─── Excerpted passage ───
Student faces suit over key to CD locks

Antipiracy technology developer SunnComm says it will likely sue a Princeton student who showed how to break its CD copy protection by pushing the Shift key.

John Borland Staff Writer, CNET News.com
John Borland
covers the intersection of digital entertainment and broadband.
John Borland
3 min read
SunnComm Technologies, a developer of CD antipiracy technology, said Thursday that it will likely sue a Princeton student who early this week showed how to evade the company's copy protection by pushing a computer's Shift key.

Princeton Ph.D. student John "Alex" Halderman published a paper on his Web site on Monday that gave detailed instructions on how to disarm the SunnComm technology, which aims to block unauthorized CD copying and MP3 ripping. The technology is included on an album by Anthony Hamilton that was recently distributed by BMG Music.

On Thursday, SunnComm CEO Peter Jacobs said the company plans legal action and is considering both criminal and civil suits. He said it may charge the student with maligning the company's reputation and, possibly, with violating copyright law that bans the distribution of tools for breaking through digital piracy safeguards.

"We feel we were the victim of an unannounced agenda and that the company has been wronged," Jacobs said. "I think the agenda is: 'Digital property should belong to everyone on the Internet.' I'm not sure that works in the marketplace."

The cases are already being examined by some intellectual-property lawyers for their potential to test the extremes of a controversial copyright law that block the distribution of information or software that breaks or "circumvents" copy-protection technologies.
─── Record extracts ───
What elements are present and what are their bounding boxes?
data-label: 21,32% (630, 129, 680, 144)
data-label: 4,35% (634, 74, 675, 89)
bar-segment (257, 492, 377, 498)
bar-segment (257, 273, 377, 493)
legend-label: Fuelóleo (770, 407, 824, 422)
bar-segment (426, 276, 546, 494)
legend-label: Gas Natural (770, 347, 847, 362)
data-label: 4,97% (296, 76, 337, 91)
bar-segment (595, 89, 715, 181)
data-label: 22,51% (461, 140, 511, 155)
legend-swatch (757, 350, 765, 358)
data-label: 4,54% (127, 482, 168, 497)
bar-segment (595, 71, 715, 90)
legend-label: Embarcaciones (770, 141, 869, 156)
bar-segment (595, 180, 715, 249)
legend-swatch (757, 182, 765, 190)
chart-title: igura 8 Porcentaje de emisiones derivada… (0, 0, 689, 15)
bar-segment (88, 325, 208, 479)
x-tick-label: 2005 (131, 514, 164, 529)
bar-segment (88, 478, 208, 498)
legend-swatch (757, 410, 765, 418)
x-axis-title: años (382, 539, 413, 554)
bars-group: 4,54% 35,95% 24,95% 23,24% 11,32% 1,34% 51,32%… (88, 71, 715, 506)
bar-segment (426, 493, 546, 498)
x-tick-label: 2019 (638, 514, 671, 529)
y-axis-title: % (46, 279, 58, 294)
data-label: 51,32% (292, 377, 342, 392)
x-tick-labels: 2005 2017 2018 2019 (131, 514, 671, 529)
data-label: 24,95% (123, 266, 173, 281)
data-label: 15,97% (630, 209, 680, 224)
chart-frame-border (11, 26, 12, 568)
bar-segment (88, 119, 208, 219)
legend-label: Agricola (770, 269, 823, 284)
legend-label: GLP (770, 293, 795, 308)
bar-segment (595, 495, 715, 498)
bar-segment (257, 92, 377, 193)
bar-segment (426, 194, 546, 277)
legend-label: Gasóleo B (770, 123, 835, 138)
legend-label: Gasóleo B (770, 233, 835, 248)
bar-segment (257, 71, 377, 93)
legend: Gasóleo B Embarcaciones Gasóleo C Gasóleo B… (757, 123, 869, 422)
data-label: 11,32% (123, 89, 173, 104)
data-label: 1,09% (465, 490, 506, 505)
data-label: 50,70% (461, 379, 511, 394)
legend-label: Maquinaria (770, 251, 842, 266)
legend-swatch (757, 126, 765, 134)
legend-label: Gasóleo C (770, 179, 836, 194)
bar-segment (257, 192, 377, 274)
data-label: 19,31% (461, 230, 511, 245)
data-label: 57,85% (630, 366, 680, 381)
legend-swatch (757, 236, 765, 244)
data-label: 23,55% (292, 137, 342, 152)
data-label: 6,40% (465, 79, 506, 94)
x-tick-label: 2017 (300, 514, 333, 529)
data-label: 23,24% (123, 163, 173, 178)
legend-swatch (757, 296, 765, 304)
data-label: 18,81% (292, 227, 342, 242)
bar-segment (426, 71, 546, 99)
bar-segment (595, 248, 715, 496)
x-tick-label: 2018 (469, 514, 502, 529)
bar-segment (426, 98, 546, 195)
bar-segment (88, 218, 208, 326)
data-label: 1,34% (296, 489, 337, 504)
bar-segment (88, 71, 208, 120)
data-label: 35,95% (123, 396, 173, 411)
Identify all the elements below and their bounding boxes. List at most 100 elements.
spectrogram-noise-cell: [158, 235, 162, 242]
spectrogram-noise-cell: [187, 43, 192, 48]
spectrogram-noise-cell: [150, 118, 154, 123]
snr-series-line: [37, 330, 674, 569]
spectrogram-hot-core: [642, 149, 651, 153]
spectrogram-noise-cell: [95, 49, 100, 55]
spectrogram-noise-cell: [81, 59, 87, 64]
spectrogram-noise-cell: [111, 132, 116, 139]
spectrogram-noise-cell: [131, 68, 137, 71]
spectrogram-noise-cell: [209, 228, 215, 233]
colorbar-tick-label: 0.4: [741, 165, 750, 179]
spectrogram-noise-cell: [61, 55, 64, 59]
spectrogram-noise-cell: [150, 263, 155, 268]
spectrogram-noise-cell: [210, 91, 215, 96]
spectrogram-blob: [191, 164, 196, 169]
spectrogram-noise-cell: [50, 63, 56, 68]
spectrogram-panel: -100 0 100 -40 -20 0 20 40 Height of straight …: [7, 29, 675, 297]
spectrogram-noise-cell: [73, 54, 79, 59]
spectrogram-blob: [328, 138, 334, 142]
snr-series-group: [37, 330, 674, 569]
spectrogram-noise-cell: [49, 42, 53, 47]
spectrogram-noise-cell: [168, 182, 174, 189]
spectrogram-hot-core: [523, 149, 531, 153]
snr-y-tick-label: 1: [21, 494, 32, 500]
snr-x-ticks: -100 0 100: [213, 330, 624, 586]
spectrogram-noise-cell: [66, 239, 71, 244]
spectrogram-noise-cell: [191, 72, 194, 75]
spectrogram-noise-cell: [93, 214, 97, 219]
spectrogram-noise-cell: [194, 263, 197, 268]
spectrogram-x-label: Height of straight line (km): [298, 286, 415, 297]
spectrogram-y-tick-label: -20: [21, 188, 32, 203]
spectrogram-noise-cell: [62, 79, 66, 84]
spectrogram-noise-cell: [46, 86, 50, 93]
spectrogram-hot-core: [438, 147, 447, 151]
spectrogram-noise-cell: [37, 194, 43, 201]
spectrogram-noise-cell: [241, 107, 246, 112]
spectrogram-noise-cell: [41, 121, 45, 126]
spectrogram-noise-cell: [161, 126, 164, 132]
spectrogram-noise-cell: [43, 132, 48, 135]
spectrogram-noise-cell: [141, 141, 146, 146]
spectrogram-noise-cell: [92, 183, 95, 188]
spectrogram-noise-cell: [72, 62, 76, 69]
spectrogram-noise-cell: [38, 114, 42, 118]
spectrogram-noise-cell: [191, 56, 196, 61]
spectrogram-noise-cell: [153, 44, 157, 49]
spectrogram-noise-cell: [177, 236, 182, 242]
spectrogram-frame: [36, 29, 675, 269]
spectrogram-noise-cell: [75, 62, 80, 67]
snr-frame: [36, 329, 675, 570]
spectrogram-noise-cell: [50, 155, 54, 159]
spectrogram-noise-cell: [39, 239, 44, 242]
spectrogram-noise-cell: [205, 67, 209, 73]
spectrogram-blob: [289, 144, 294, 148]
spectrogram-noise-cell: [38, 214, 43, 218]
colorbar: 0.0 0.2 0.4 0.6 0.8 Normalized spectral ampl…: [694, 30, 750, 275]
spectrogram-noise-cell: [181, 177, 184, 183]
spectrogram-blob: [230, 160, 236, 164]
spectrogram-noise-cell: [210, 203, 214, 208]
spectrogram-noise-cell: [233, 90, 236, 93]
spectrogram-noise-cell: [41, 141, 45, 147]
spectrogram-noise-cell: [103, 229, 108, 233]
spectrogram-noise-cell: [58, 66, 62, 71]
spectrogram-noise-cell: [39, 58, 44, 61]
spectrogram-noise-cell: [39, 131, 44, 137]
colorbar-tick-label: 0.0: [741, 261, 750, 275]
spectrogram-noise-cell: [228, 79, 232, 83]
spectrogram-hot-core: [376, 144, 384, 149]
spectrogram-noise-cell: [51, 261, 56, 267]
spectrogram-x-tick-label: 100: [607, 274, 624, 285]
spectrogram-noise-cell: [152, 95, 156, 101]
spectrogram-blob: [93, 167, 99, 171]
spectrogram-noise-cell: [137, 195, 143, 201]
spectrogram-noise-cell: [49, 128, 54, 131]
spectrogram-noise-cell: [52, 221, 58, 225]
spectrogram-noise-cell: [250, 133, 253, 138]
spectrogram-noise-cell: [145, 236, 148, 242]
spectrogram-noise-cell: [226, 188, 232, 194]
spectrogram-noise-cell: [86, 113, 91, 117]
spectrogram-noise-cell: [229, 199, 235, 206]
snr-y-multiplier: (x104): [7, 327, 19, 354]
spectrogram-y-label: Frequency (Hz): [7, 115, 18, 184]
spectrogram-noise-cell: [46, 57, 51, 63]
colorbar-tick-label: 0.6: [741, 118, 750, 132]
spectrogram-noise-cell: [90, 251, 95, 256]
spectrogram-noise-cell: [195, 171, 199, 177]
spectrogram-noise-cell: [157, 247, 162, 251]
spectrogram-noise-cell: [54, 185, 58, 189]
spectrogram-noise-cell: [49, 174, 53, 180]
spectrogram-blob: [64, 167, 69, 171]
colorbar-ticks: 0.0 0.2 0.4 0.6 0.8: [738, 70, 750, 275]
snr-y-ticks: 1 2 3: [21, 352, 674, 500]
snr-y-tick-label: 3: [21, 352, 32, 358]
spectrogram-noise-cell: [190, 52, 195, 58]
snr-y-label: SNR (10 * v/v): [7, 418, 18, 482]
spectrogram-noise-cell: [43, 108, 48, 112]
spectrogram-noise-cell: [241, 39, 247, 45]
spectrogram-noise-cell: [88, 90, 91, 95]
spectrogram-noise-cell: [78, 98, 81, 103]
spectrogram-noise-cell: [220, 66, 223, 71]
───
Task to complete
Extend the article about SunnComm's planned suit against a Princeton student, picking up after its last sentence. None of this material is needed.

Result of this task
Several civil and criminal cases based on the Digital Millennium Copyright Act have been filed against people who distributed information or software aimed at breaking through antipiracy locks. In one, Web publisher Eric Corley was banned by a federal judge from publishing software code that helped in the process of copying DVDs.

In a criminal case, Russian company ElcomSoft was cleared of charges that it had distributed software that willfully broke through Adobe Systems' e-book copy protection.

Both of those cases dealt with software or software code, however. The issue in Halderman's case is somewhat different.

In his paper, published on the Princeton Web site on Monday, the student explained that the SunnComm technique relies on installing antipiracy software directly from the protected CD itself. However, this can be prevented by stopping Microsoft Windows' "auto-run" feature. That can be done simply by pushing the Shift key as the CD loads.

If the CD does load and installs the software, Halderman identified the driver file that can be disabled using standard Windows tools. Free-speech activists said the nature of Halderman's instructions--which appeared in an academic paper, used only functions built into every Windows computer, and were not distributed for profit--meant they would not fall under DMCA scrutiny.

"This is completely outrageous," said Fred von Lohmann, an attorney for the Electronic Frontier Foundation, a group that has previously represented computer academics concerned that copyright law would impair their ability to publish. "This is not black hat (hackers') exploits he's revealing. This is Windows 101...It is relatively hard to imagine any better example of how the DMCA has been misused since it was passed five years ago."

Jacobs said SunnComm's attorneys would refer the case to local federal authorities, who could make the decision on how to proceed on the DMCA issue. He said the company was also exploring a civil suit based on damage to the company's reputation, since Halderman concluded that the technology was ineffective without knowing about future enhancements.

Future versions of the SunnComm software would include ways that the copy-protecting files would change their name on different computers, making them harder to find, Jacobs said. Moreover, the company will distribute the technology along with third-party software, so that it doesn't always come off a protected CD, he added.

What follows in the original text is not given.